(Dataset entries)
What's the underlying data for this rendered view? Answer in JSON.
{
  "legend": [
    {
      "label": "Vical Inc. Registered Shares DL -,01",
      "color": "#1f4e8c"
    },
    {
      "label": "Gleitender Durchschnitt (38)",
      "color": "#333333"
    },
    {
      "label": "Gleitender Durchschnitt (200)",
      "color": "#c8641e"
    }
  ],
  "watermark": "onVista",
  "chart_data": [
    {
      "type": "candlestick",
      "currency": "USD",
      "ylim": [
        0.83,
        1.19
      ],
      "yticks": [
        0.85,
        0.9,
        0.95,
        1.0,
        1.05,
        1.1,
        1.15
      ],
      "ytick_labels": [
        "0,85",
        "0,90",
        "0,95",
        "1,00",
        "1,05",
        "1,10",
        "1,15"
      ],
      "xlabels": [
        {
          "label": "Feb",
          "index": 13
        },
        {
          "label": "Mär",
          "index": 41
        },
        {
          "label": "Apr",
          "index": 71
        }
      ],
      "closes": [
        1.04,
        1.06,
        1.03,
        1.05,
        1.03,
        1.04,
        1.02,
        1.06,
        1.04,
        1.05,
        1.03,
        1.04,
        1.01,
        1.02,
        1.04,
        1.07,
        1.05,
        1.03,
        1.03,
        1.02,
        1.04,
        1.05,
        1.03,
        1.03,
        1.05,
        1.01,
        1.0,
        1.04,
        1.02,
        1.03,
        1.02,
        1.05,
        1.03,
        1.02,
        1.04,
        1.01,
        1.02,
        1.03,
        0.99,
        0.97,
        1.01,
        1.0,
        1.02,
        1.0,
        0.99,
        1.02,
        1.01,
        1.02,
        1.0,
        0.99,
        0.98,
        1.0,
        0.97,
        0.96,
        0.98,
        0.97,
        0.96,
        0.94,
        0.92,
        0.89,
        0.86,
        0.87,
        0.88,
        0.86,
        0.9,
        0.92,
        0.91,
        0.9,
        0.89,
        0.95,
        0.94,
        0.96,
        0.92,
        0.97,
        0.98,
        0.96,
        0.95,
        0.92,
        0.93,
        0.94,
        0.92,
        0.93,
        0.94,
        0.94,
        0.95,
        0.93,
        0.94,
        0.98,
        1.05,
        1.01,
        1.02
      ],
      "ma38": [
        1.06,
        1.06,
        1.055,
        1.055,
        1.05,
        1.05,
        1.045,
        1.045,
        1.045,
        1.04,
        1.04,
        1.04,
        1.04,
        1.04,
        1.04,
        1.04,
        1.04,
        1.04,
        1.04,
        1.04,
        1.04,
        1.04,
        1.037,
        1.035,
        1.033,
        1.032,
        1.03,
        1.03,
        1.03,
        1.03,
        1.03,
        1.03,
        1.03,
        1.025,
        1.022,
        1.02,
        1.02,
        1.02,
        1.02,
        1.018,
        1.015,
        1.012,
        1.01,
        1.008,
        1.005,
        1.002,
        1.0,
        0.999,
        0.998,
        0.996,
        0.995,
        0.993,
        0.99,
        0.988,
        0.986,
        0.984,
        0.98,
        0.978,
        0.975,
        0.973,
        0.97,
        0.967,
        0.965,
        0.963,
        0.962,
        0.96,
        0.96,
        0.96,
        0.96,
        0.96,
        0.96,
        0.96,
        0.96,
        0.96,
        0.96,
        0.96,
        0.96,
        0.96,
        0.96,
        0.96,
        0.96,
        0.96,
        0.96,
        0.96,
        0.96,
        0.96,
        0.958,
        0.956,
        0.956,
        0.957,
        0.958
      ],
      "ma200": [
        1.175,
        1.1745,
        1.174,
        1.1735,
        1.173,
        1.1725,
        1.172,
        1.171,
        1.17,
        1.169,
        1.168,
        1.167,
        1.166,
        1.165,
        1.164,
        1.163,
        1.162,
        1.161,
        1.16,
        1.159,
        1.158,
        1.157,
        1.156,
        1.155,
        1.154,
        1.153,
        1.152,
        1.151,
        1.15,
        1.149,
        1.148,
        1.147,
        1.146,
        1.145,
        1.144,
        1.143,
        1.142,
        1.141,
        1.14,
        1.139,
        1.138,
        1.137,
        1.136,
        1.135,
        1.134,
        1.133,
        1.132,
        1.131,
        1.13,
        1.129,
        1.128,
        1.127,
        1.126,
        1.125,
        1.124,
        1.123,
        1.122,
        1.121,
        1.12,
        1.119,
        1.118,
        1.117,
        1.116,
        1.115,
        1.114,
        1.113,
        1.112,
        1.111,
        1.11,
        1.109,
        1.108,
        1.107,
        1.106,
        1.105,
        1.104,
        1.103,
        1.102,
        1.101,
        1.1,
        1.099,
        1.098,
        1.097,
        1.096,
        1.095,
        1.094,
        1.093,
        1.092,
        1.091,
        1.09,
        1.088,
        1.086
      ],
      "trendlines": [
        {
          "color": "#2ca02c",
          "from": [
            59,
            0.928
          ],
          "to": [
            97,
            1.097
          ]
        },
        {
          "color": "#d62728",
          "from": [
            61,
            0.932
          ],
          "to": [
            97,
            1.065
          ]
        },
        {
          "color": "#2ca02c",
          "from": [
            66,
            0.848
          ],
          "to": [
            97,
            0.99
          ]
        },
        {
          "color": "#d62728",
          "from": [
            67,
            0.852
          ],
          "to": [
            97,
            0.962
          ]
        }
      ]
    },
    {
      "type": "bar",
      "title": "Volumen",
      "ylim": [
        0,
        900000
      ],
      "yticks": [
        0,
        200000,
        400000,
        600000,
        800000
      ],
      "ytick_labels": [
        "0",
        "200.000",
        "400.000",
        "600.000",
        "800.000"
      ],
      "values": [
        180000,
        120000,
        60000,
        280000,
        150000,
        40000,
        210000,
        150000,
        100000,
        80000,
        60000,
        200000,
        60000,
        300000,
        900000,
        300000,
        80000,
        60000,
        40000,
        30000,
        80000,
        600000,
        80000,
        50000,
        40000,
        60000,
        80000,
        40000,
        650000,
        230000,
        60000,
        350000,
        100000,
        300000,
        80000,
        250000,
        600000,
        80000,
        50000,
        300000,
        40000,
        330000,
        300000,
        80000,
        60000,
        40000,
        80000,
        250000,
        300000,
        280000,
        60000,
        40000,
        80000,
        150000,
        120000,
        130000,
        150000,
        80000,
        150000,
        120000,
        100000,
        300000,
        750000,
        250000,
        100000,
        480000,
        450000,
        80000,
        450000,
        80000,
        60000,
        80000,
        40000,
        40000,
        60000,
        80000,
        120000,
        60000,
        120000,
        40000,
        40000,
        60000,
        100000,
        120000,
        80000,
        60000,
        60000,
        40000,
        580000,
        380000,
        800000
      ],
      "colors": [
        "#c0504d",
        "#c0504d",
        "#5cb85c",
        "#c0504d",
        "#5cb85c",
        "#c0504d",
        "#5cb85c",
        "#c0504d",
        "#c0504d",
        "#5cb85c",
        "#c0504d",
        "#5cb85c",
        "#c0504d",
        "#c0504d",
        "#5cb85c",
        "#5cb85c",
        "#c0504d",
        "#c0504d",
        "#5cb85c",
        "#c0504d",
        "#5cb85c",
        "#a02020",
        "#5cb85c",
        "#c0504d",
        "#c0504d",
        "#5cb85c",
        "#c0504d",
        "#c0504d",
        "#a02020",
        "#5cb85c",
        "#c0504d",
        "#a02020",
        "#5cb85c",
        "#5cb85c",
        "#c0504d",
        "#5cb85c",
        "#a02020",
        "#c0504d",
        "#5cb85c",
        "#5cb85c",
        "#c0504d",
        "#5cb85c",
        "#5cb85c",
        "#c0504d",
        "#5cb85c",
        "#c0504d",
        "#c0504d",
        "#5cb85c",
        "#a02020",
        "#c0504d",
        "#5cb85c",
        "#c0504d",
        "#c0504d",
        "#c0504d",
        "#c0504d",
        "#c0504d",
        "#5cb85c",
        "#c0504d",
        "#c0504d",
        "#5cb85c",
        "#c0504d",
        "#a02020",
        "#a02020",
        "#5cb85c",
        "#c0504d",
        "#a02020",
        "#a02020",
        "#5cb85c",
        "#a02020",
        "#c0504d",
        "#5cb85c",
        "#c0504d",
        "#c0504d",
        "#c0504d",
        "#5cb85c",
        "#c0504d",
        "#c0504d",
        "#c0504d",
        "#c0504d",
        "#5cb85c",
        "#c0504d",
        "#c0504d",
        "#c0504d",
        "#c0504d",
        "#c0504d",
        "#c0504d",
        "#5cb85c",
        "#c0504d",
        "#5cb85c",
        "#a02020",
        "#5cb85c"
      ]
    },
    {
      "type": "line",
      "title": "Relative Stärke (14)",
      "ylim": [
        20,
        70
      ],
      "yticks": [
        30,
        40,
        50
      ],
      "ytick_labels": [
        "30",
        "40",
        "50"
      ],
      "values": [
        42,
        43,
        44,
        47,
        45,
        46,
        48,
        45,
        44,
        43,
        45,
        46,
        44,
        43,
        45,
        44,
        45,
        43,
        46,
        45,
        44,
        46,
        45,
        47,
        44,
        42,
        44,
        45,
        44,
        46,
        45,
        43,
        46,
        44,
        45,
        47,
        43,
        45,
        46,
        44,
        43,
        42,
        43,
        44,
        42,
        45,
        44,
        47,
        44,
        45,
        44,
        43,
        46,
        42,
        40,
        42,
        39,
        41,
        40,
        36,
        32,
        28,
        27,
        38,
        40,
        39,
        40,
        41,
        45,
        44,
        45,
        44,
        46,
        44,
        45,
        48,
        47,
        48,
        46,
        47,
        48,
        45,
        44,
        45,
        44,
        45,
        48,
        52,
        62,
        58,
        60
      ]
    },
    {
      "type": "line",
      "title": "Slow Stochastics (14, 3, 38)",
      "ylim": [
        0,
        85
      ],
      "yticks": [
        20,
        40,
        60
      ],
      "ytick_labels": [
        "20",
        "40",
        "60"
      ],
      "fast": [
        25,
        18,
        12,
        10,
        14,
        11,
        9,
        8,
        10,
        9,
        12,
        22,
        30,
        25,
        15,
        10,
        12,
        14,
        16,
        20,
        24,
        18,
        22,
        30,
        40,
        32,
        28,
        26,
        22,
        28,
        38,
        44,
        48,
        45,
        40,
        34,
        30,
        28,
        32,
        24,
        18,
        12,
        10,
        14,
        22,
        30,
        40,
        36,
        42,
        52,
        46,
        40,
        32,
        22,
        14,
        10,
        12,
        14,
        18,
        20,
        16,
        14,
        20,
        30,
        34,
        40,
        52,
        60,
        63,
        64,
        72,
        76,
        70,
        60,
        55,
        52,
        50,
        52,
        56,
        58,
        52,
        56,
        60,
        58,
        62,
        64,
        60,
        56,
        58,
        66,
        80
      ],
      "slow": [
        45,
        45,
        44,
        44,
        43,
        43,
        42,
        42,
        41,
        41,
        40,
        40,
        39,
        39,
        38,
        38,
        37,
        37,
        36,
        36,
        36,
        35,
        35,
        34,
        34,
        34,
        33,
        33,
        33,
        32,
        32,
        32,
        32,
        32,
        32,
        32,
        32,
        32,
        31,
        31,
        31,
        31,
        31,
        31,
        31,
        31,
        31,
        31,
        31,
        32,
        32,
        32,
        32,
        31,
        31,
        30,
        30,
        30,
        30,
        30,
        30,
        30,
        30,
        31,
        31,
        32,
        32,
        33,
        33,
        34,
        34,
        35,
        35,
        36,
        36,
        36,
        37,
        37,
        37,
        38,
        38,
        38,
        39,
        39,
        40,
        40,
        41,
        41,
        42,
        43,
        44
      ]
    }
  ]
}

PROBLEM TO WORK ON> Using the data above, copy each line that contains "type".

SOLUTION TO THE PROBLEM>
      "type": "candlestick",
      "type": "bar",
      "type": "line",
      "type": "line",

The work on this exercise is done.